===== INFORMATION PROVIDED =====

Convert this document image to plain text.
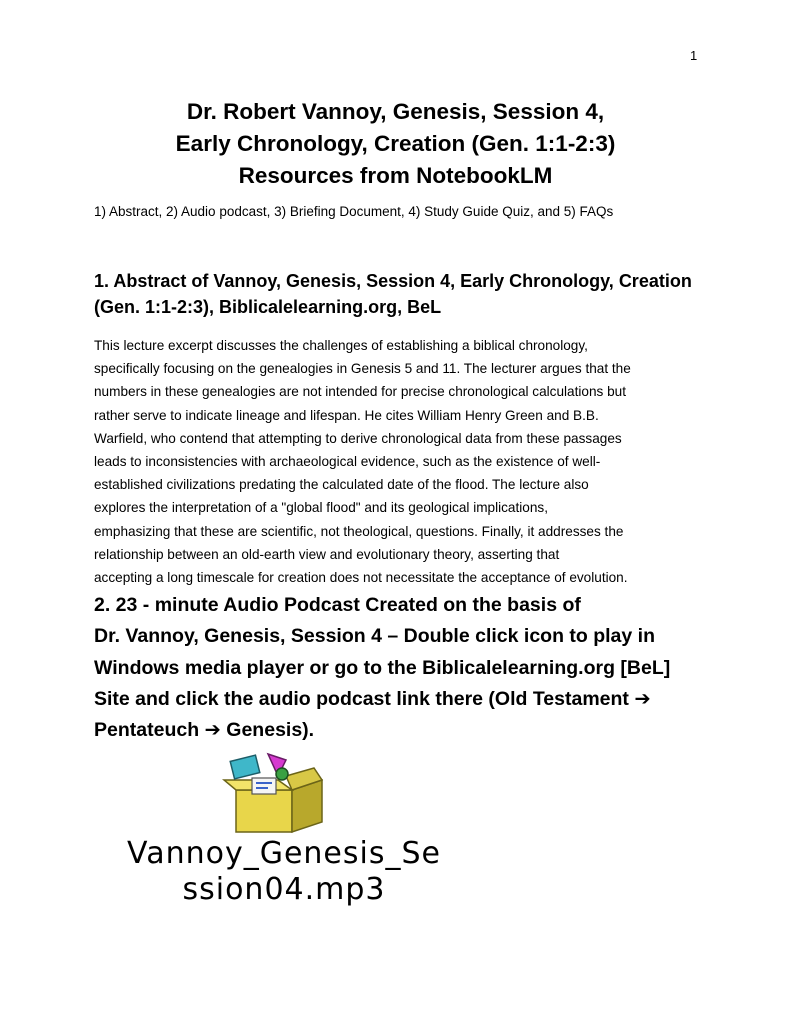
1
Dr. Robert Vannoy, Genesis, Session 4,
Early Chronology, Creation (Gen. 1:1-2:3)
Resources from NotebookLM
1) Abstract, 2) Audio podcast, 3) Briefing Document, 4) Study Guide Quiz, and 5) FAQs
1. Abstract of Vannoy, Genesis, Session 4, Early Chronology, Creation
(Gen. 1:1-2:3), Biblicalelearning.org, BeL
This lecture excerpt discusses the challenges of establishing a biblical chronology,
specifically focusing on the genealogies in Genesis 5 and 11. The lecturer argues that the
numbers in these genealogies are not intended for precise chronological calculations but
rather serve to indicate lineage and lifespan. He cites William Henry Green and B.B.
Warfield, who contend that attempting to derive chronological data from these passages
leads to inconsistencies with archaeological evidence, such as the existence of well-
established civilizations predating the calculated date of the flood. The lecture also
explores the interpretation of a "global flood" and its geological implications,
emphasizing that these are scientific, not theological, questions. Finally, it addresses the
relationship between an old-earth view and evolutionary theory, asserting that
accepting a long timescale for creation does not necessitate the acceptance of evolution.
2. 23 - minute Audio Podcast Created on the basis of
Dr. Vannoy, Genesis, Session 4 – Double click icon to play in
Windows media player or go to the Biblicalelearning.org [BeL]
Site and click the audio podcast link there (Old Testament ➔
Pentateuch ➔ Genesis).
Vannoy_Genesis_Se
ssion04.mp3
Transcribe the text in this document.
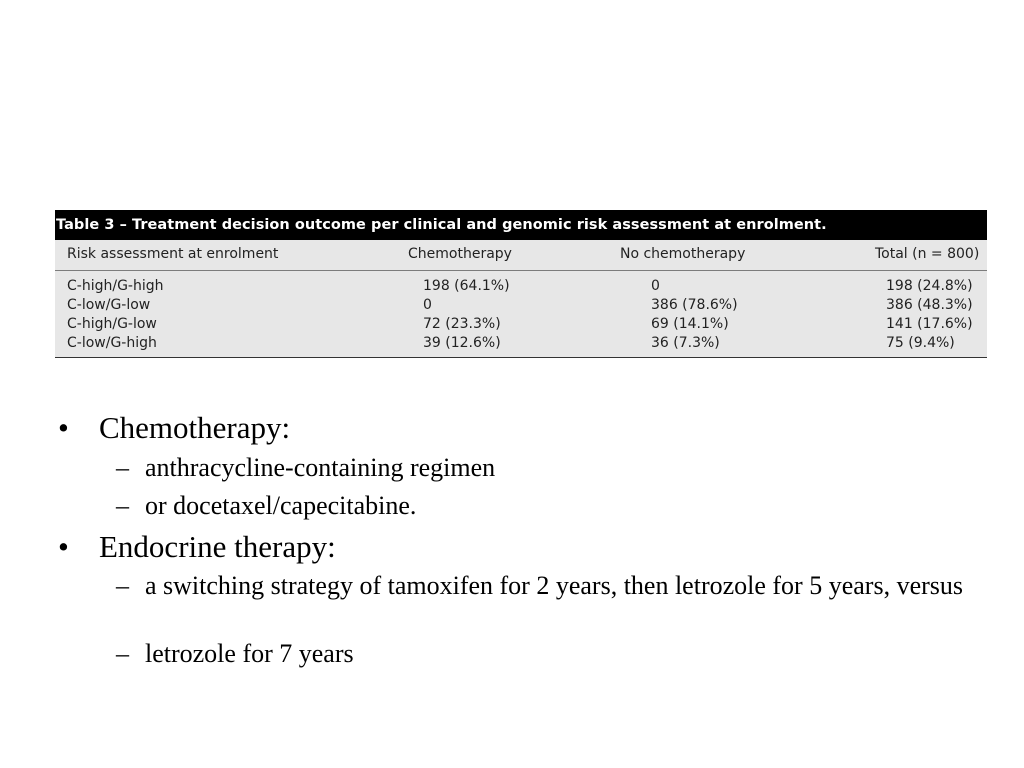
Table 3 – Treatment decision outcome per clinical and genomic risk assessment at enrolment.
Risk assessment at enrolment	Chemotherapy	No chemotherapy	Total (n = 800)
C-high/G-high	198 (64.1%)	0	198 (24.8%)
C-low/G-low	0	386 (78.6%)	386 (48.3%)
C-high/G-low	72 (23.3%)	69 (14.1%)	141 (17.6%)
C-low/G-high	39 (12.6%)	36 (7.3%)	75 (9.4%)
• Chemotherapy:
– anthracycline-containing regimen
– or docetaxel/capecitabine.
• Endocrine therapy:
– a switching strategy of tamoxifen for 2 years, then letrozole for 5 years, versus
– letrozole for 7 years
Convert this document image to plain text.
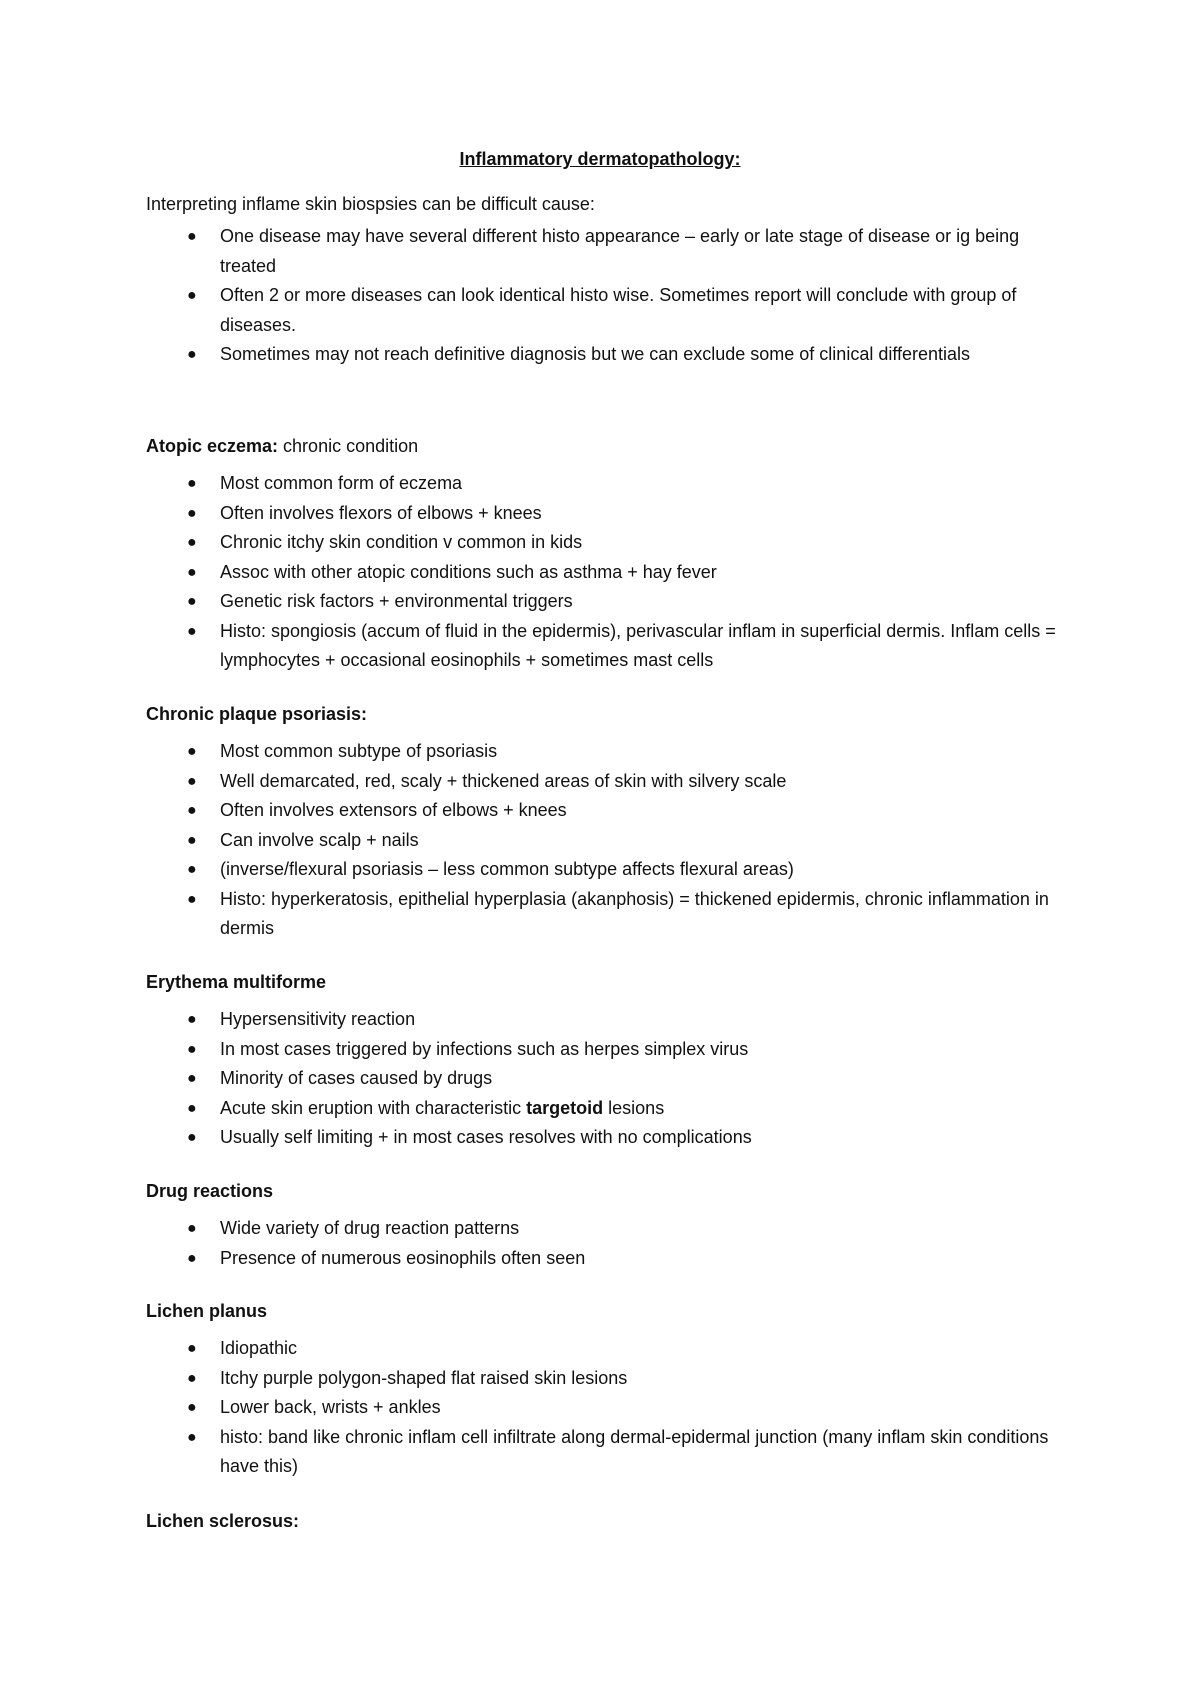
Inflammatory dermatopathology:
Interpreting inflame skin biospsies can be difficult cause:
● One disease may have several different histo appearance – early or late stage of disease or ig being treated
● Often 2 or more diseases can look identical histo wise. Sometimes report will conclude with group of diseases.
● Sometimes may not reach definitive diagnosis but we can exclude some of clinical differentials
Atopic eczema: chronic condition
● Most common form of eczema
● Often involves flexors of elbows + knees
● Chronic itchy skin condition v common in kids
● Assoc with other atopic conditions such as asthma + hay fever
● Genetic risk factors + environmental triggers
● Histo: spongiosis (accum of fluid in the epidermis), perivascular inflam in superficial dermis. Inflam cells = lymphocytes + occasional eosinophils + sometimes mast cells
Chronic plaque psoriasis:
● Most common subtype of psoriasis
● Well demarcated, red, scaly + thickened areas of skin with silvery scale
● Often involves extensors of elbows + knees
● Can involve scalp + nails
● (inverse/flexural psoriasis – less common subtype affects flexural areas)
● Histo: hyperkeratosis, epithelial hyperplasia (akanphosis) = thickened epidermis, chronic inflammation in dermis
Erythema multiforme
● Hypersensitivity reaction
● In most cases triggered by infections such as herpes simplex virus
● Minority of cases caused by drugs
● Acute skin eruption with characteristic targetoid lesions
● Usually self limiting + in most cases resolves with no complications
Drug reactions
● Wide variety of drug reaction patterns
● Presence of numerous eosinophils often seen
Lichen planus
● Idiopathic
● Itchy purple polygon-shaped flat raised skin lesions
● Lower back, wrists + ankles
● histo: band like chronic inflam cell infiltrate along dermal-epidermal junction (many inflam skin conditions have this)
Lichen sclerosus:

=====

## ABOUT THIS TASK
Copy out each line of the listing that contains the word "psoriasis".

## TASK ANSWER
Chronic plaque psoriasis:
● Most common subtype of psoriasis
● (inverse/flexural psoriasis – less common subtype affects flexural areas)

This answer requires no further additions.